Render every line of the data from the line containing "ch1-spectrogram-cell — [79, 239, 82, 243]" down to the line containing "ch1-spectrogram-cell — [274, 234, 277, 238]", inclusive, as a JSON array of strings with one string per line and no blank lines.

════════

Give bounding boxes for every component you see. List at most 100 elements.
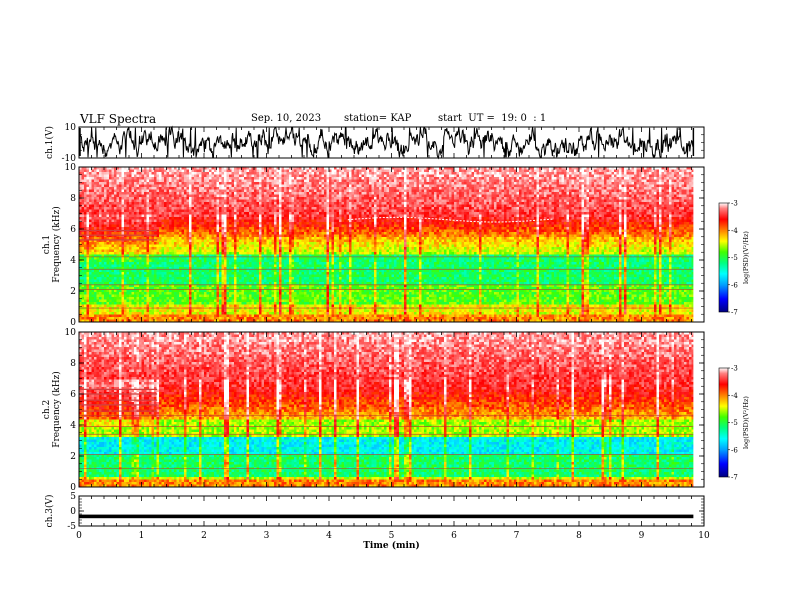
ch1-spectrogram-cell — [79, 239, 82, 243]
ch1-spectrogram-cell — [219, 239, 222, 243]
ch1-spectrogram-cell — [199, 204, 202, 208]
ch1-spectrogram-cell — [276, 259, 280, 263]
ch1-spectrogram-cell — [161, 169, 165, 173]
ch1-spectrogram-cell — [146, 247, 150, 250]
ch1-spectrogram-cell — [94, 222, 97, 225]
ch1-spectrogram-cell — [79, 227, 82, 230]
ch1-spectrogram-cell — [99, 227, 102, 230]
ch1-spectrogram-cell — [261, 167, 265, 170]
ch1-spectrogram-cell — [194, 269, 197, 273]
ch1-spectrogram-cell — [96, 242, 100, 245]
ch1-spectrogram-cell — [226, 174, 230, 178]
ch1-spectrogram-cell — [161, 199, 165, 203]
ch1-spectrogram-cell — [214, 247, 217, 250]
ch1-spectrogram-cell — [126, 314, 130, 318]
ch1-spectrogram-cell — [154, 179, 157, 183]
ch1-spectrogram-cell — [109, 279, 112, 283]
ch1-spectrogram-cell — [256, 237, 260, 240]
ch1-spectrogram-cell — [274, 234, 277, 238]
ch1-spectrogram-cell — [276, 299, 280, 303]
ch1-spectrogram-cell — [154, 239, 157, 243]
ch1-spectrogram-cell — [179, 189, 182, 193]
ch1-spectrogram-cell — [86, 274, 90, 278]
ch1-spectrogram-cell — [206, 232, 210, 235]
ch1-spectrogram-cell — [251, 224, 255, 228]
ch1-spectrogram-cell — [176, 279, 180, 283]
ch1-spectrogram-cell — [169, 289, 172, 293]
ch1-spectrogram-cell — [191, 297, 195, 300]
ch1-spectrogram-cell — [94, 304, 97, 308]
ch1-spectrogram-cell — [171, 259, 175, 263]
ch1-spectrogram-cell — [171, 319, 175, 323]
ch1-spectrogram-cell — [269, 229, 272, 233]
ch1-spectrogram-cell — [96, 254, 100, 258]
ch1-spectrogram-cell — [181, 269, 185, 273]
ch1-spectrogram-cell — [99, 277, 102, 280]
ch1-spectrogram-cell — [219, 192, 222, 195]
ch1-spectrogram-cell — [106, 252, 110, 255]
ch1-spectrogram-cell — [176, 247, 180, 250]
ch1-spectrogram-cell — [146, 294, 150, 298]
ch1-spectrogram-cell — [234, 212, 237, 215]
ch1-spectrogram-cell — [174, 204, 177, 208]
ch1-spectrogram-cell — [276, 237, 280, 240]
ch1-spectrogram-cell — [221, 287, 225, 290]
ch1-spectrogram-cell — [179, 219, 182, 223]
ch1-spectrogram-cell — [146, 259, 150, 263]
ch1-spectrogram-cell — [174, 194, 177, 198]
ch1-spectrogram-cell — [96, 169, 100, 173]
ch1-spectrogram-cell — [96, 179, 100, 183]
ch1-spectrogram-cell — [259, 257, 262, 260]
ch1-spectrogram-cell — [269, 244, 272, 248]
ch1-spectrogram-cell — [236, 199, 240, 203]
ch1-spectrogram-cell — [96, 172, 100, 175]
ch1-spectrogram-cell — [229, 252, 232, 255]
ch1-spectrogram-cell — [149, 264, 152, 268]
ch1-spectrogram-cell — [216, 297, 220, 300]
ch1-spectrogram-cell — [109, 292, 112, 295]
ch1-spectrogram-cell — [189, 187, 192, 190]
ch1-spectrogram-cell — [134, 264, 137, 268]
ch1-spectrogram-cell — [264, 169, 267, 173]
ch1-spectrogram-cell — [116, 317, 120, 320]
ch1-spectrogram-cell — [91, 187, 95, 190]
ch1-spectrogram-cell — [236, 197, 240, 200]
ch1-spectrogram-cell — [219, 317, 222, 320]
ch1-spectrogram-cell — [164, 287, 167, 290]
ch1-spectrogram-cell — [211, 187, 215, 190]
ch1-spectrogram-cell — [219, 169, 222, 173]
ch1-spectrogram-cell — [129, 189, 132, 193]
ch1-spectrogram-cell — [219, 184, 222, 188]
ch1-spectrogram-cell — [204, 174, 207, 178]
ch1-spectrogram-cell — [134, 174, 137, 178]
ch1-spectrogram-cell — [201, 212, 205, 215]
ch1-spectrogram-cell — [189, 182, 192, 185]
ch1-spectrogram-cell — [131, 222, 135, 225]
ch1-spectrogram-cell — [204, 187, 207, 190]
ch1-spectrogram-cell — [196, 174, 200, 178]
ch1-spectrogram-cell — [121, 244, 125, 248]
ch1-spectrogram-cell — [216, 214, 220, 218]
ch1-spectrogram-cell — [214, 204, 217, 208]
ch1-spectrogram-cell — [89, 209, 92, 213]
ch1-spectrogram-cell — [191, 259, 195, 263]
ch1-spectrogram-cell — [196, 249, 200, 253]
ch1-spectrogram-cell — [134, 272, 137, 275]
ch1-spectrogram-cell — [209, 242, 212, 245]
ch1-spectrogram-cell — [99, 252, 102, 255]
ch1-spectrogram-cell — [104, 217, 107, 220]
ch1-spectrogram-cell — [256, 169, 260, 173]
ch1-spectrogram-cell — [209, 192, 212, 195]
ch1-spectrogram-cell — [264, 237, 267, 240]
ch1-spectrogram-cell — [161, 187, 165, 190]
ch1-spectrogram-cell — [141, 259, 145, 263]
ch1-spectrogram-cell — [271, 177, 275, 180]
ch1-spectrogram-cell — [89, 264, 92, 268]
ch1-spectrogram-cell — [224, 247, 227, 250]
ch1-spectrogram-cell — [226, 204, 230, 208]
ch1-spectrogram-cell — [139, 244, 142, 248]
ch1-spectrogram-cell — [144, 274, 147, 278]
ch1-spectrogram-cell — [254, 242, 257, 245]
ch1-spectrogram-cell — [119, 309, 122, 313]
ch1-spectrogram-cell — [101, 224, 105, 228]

════════

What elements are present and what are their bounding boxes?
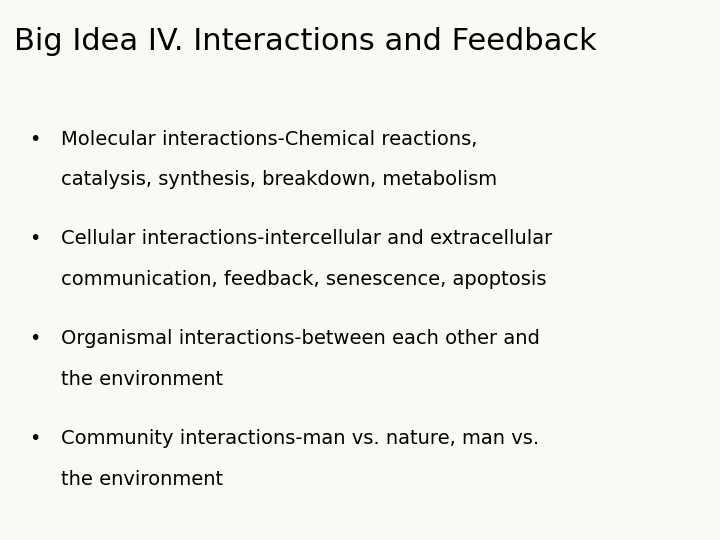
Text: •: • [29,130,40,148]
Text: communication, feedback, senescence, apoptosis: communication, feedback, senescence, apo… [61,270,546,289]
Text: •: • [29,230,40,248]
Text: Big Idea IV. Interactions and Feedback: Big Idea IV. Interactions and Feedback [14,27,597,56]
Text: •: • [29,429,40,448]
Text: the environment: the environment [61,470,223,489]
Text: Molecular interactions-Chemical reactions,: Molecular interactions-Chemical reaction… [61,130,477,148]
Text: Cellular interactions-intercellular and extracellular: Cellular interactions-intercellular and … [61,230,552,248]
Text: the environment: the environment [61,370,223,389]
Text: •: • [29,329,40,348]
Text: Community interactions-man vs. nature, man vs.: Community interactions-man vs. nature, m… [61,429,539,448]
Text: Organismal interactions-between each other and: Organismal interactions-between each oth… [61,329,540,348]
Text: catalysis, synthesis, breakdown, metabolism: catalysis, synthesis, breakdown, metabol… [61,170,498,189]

════════

*Result*:
[
  "ch1-spectrogram-cell — [79, 239, 82, 243]",
  "ch1-spectrogram-cell — [219, 239, 222, 243]",
  "ch1-spectrogram-cell — [199, 204, 202, 208]",
  "ch1-spectrogram-cell — [276, 259, 280, 263]",
  "ch1-spectrogram-cell — [161, 169, 165, 173]",
  "ch1-spectrogram-cell — [146, 247, 150, 250]",
  "ch1-spectrogram-cell — [94, 222, 97, 225]",
  "ch1-spectrogram-cell — [79, 227, 82, 230]",
  "ch1-spectrogram-cell — [99, 227, 102, 230]",
  "ch1-spectrogram-cell — [261, 167, 265, 170]",
  "ch1-spectrogram-cell — [194, 269, 197, 273]",
  "ch1-spectrogram-cell — [96, 242, 100, 245]",
  "ch1-spectrogram-cell — [226, 174, 230, 178]",
  "ch1-spectrogram-cell — [161, 199, 165, 203]",
  "ch1-spectrogram-cell — [214, 247, 217, 250]",
  "ch1-spectrogram-cell — [126, 314, 130, 318]",
  "ch1-spectrogram-cell — [154, 179, 157, 183]",
  "ch1-spectrogram-cell — [109, 279, 112, 283]",
  "ch1-spectrogram-cell — [256, 237, 260, 240]",
  "ch1-spectrogram-cell — [274, 234, 277, 238]"
]